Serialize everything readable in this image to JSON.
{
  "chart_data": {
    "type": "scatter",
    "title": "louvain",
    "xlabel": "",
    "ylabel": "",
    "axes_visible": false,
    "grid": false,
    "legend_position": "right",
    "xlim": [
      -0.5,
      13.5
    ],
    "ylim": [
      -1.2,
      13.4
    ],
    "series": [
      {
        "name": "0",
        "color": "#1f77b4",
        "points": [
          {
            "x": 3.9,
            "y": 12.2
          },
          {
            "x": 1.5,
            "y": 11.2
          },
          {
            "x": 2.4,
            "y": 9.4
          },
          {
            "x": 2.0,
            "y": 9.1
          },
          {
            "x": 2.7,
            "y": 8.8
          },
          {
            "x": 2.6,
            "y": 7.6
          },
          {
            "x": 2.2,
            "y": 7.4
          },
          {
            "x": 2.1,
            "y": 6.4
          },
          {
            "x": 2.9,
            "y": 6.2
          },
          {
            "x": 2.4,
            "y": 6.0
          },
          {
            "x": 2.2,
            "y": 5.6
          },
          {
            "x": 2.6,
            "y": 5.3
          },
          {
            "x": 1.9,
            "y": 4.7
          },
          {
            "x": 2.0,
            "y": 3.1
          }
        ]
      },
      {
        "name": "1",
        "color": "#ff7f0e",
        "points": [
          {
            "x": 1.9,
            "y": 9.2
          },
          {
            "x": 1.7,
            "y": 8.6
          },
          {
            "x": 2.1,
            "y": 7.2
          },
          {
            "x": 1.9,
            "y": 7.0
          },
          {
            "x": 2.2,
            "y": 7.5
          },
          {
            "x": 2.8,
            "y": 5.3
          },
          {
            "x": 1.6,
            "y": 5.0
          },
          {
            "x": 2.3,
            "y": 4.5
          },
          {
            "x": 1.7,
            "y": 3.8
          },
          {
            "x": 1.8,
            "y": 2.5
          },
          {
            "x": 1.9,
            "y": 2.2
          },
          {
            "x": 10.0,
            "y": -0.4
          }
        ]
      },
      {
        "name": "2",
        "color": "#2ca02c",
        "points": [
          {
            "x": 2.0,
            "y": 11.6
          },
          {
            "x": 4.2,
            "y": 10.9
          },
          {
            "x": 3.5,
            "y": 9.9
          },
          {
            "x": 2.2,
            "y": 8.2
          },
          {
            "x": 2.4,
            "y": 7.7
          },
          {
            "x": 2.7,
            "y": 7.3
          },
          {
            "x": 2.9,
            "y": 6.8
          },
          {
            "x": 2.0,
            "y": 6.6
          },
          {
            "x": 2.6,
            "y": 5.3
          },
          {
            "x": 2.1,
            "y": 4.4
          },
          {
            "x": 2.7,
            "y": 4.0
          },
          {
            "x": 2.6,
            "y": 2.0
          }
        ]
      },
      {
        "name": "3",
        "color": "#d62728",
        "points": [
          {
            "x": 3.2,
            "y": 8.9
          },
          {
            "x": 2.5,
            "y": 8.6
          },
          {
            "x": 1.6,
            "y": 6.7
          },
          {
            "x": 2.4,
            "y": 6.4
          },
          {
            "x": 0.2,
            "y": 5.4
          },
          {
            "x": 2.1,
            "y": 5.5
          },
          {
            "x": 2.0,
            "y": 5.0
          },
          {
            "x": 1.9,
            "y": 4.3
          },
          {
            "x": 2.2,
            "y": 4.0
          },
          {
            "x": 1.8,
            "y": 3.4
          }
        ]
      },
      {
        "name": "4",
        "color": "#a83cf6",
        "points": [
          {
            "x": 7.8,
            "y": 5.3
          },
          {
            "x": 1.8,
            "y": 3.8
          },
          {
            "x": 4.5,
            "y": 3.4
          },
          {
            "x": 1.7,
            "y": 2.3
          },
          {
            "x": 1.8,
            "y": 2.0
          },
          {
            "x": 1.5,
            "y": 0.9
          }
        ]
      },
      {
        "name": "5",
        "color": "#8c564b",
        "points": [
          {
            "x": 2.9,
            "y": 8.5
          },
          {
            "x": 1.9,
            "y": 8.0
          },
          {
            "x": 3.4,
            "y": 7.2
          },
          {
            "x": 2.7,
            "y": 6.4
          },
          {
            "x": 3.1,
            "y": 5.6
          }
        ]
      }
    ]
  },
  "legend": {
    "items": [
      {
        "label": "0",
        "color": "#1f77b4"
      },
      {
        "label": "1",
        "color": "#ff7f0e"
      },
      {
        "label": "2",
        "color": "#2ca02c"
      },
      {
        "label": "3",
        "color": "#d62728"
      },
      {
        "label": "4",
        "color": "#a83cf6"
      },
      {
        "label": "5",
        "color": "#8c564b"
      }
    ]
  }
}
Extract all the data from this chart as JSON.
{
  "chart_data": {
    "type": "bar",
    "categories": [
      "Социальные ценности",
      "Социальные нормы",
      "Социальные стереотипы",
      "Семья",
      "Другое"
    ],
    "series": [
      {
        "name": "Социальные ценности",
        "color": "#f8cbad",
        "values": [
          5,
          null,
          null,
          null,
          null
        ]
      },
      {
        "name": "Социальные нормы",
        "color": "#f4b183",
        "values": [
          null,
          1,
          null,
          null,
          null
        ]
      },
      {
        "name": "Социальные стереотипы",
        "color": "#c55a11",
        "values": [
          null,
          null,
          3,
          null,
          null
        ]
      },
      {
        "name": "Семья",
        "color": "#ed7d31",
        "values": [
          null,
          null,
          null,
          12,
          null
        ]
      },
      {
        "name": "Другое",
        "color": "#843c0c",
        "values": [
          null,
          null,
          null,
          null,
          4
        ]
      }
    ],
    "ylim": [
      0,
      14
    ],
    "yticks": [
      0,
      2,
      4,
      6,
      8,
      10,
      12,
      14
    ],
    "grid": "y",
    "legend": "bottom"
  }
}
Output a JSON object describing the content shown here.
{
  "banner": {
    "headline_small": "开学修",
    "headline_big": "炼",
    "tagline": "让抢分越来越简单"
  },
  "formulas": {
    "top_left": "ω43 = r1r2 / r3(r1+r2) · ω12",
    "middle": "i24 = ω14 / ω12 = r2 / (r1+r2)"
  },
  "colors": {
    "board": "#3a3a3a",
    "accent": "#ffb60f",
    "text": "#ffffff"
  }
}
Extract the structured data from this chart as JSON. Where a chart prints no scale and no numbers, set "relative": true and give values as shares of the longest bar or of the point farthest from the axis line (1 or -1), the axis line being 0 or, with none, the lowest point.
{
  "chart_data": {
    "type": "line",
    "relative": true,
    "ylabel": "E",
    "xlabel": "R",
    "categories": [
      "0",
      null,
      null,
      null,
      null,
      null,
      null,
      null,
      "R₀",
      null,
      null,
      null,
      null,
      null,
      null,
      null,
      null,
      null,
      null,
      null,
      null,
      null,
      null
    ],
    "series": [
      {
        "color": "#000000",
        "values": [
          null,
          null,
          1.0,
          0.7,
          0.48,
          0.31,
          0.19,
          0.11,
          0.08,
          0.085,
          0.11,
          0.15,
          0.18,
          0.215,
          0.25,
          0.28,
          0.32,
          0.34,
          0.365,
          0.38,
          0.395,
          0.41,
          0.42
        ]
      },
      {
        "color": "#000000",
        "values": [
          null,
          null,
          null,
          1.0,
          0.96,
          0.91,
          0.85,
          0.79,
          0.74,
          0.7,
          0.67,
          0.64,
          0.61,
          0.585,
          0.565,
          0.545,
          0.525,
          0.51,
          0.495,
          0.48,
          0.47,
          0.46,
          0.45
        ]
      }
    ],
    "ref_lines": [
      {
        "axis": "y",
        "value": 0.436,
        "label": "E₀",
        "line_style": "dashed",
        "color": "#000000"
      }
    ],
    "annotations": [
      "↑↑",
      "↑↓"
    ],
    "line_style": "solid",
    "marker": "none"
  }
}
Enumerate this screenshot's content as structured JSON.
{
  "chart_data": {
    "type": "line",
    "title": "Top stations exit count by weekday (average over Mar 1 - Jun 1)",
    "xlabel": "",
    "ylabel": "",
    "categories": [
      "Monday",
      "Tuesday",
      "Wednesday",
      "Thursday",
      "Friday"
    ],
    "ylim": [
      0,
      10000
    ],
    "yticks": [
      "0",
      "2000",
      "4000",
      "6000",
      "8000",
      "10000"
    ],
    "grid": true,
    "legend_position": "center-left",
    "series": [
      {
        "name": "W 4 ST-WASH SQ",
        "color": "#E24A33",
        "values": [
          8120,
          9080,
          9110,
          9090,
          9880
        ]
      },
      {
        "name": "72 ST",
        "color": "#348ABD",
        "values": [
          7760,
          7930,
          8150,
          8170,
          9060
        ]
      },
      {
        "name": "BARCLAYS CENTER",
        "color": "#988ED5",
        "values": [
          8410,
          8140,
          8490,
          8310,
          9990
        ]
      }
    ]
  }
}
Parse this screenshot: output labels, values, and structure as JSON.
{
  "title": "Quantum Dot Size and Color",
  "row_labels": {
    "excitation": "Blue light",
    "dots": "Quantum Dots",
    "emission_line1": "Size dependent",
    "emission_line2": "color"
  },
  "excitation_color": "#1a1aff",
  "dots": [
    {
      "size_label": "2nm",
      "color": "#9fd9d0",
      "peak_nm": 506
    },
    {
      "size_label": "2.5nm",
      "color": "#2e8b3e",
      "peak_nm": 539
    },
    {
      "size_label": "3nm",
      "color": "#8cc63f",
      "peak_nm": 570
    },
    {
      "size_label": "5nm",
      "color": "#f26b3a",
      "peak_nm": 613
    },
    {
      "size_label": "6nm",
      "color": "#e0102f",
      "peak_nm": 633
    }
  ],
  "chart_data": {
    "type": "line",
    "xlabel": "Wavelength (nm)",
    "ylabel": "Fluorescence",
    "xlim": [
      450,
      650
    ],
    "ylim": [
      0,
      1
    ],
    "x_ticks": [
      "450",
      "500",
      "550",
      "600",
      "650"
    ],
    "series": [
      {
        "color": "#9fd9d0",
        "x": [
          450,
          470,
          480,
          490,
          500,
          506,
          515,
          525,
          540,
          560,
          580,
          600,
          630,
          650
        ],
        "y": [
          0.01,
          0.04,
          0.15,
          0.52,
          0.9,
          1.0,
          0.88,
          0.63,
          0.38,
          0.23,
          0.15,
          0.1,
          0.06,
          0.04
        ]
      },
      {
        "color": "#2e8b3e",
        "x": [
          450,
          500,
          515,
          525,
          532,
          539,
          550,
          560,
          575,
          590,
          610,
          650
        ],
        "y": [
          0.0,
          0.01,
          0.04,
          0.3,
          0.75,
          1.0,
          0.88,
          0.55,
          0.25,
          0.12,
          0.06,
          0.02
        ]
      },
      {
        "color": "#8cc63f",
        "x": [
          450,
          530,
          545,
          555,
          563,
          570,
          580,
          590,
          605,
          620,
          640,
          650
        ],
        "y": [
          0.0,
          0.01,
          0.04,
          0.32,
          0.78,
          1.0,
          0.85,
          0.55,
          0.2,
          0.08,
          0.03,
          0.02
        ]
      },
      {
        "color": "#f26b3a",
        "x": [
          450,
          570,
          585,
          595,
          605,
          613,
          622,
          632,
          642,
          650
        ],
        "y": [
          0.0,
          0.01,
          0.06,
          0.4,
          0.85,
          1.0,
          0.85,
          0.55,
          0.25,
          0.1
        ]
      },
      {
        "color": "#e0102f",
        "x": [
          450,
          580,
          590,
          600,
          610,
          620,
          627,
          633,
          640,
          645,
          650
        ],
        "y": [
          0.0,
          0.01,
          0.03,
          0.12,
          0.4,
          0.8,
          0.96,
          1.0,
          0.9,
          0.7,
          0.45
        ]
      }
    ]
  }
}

+ + + +

In the entries above, identify each line that includes the string "title", then copy it.

* Solution to the problem
    "title": "louvain",
    "title": "Top stations exit count by weekday (average over Mar 1 - Jun 1)",
  "title": "Quantum Dot Size and Color",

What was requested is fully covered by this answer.